---------- ENTRIES SHOWN ----------
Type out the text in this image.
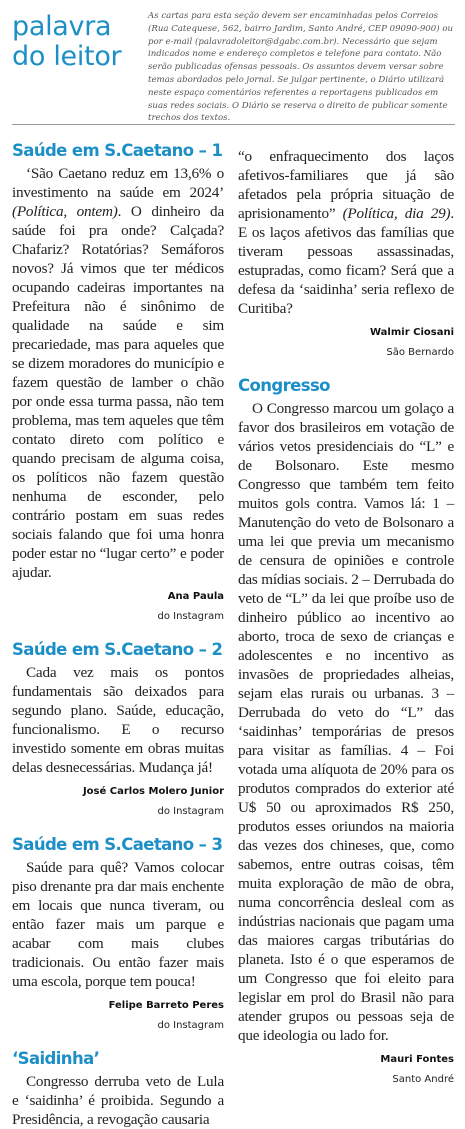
palavra
do leitor
As cartas para esta seção devem ser encaminhadas pelos Correios (Rua Catequese, 562, bairro Jardim, Santo André, CEP 09090-900) ou por e-mail (palavradoleitor@dgabc.com.br). Necessário que sejam indicados nome e endereço completos e telefone para contato. Não serão publicadas ofensas pessoais. Os assuntos devem versar sobre temas abordados pelo jornal. Se julgar pertinente, o Diário utilizará neste espaço comentários referentes a reportagens publicados em suas redes sociais. O Diário se reserva o direito de publicar somente trechos dos textos.
Saúde em S.Caetano – 1
‘São Caetano reduz em 13,6% o investimento na saúde em 2024’ (Política, ontem). O dinheiro da saúde foi pra onde? Calçada? Chafariz? Rotatórias? Semáforos novos? Já vimos que ter médicos ocupando cadeiras importantes na Prefeitura não é sinônimo de qualidade na saúde e sim precariedade, mas para aqueles que se dizem moradores do município e fazem questão de lamber o chão por onde essa turma passa, não tem problema, mas tem aqueles que têm contato direto com político e quando precisam de alguma coisa, os políticos não fazem questão nenhuma de esconder, pelo contrário postam em suas redes sociais falando que foi uma honra poder estar no “lugar certo” e poder ajudar.
Ana Paula
do Instagram
Saúde em S.Caetano – 2
Cada vez mais os pontos fundamentais são deixados para segundo plano. Saúde, educação, funcionalismo. E o recurso investido somente em obras muitas delas desnecessárias. Mudança já!
José Carlos Molero Junior
do Instagram
Saúde em S.Caetano – 3
Saúde para quê? Vamos colocar piso drenante pra dar mais enchente em locais que nunca tiveram, ou então fazer mais um parque e acabar com mais clubes tradicionais. Ou então fazer mais uma escola, porque tem pouca!
Felipe Barreto Peres
do Instagram
‘Saidinha’
Congresso derruba veto de Lula e ‘saidinha’ é proibida. Segundo a Presidência, a revogação causaria
“o enfraquecimento dos laços afetivos-familiares que já são afetados pela própria situação de aprisionamento” (Política, dia 29). E os laços afetivos das famílias que tiveram pessoas assassinadas, estupradas, como ficam? Será que a defesa da ‘saidinha’ seria reflexo de Curitiba?
Walmir Ciosani
São Bernardo
Congresso
O Congresso marcou um golaço a favor dos brasileiros em votação de vários vetos presidenciais do “L” e de Bolsonaro. Este mesmo Congresso que também tem feito muitos gols contra. Vamos lá: 1 – Manutenção do veto de Bolsonaro a uma lei que previa um mecanismo de censura de opiniões e controle das mídias sociais. 2 – Derrubada do veto de “L” da lei que proíbe uso de dinheiro público ao incentivo ao aborto, troca de sexo de crianças e adolescentes e no incentivo as invasões de propriedades alheias, sejam elas rurais ou urbanas. 3 – Derrubada do veto do “L” das ‘saidinhas’ temporárias de presos para visitar as famílias. 4 – Foi votada uma alíquota de 20% para os produtos comprados do exterior até U$ 50 ou aproximados R$ 250, produtos esses oriundos na maioria das vezes dos chineses, que, como sabemos, entre outras coisas, têm muita exploração de mão de obra, numa concorrência desleal com as indústrias nacionais que pagam uma das maiores cargas tributárias do planeta. Isto é o que esperamos de um Congresso que foi eleito para legislar em prol do Brasil não para atender grupos ou pessoas seja de que ideologia ou lado for.
Mauri Fontes
Santo André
----------
- **TO BE DONE**
Repeat all of the data above word for word, minus the pictures.

- **OUTPUT OF THE TASK**
Type out the text in this image.
palavra
do leitor
As cartas para esta seção devem ser encaminhadas pelos Correios (Rua Catequese, 562, bairro Jardim, Santo André, CEP 09090-900) ou por e-mail (palavradoleitor@dgabc.com.br). Necessário que sejam indicados nome e endereço completos e telefone para contato. Não serão publicadas ofensas pessoais. Os assuntos devem versar sobre temas abordados pelo jornal. Se julgar pertinente, o Diário utilizará neste espaço comentários referentes a reportagens publicados em suas redes sociais. O Diário se reserva o direito de publicar somente trechos dos textos.
Saúde em S.Caetano – 1
‘São Caetano reduz em 13,6% o investimento na saúde em 2024’ (Política, ontem). O dinheiro da saúde foi pra onde? Calçada? Chafariz? Rotatórias? Semáforos novos? Já vimos que ter médicos ocupando cadeiras importantes na Prefeitura não é sinônimo de qualidade na saúde e sim precariedade, mas para aqueles que se dizem moradores do município e fazem questão de lamber o chão por onde essa turma passa, não tem problema, mas tem aqueles que têm contato direto com político e quando precisam de alguma coisa, os políticos não fazem questão nenhuma de esconder, pelo contrário postam em suas redes sociais falando que foi uma honra poder estar no “lugar certo” e poder ajudar.
Ana Paula
do Instagram
Saúde em S.Caetano – 2
Cada vez mais os pontos fundamentais são deixados para segundo plano. Saúde, educação, funcionalismo. E o recurso investido somente em obras muitas delas desnecessárias. Mudança já!
José Carlos Molero Junior
do Instagram
Saúde em S.Caetano – 3
Saúde para quê? Vamos colocar piso drenante pra dar mais enchente em locais que nunca tiveram, ou então fazer mais um parque e acabar com mais clubes tradicionais. Ou então fazer mais uma escola, porque tem pouca!
Felipe Barreto Peres
do Instagram
‘Saidinha’
Congresso derruba veto de Lula e ‘saidinha’ é proibida. Segundo a Presidência, a revogação causaria
“o enfraquecimento dos laços afetivos-familiares que já são afetados pela própria situação de aprisionamento” (Política, dia 29). E os laços afetivos das famílias que tiveram pessoas assassinadas, estupradas, como ficam? Será que a defesa da ‘saidinha’ seria reflexo de Curitiba?
Walmir Ciosani
São Bernardo
Congresso
O Congresso marcou um golaço a favor dos brasileiros em votação de vários vetos presidenciais do “L” e de Bolsonaro. Este mesmo Congresso que também tem feito muitos gols contra. Vamos lá: 1 – Manutenção do veto de Bolsonaro a uma lei que previa um mecanismo de censura de opiniões e controle das mídias sociais. 2 – Derrubada do veto de “L” da lei que proíbe uso de dinheiro público ao incentivo ao aborto, troca de sexo de crianças e adolescentes e no incentivo as invasões de propriedades alheias, sejam elas rurais ou urbanas. 3 – Derrubada do veto do “L” das ‘saidinhas’ temporárias de presos para visitar as famílias. 4 – Foi votada uma alíquota de 20% para os produtos comprados do exterior até U$ 50 ou aproximados R$ 250, produtos esses oriundos na maioria das vezes dos chineses, que, como sabemos, entre outras coisas, têm muita exploração de mão de obra, numa concorrência desleal com as indústrias nacionais que pagam uma das maiores cargas tributárias do planeta. Isto é o que esperamos de um Congresso que foi eleito para legislar em prol do Brasil não para atender grupos ou pessoas seja de que ideologia ou lado for.
Mauri Fontes
Santo André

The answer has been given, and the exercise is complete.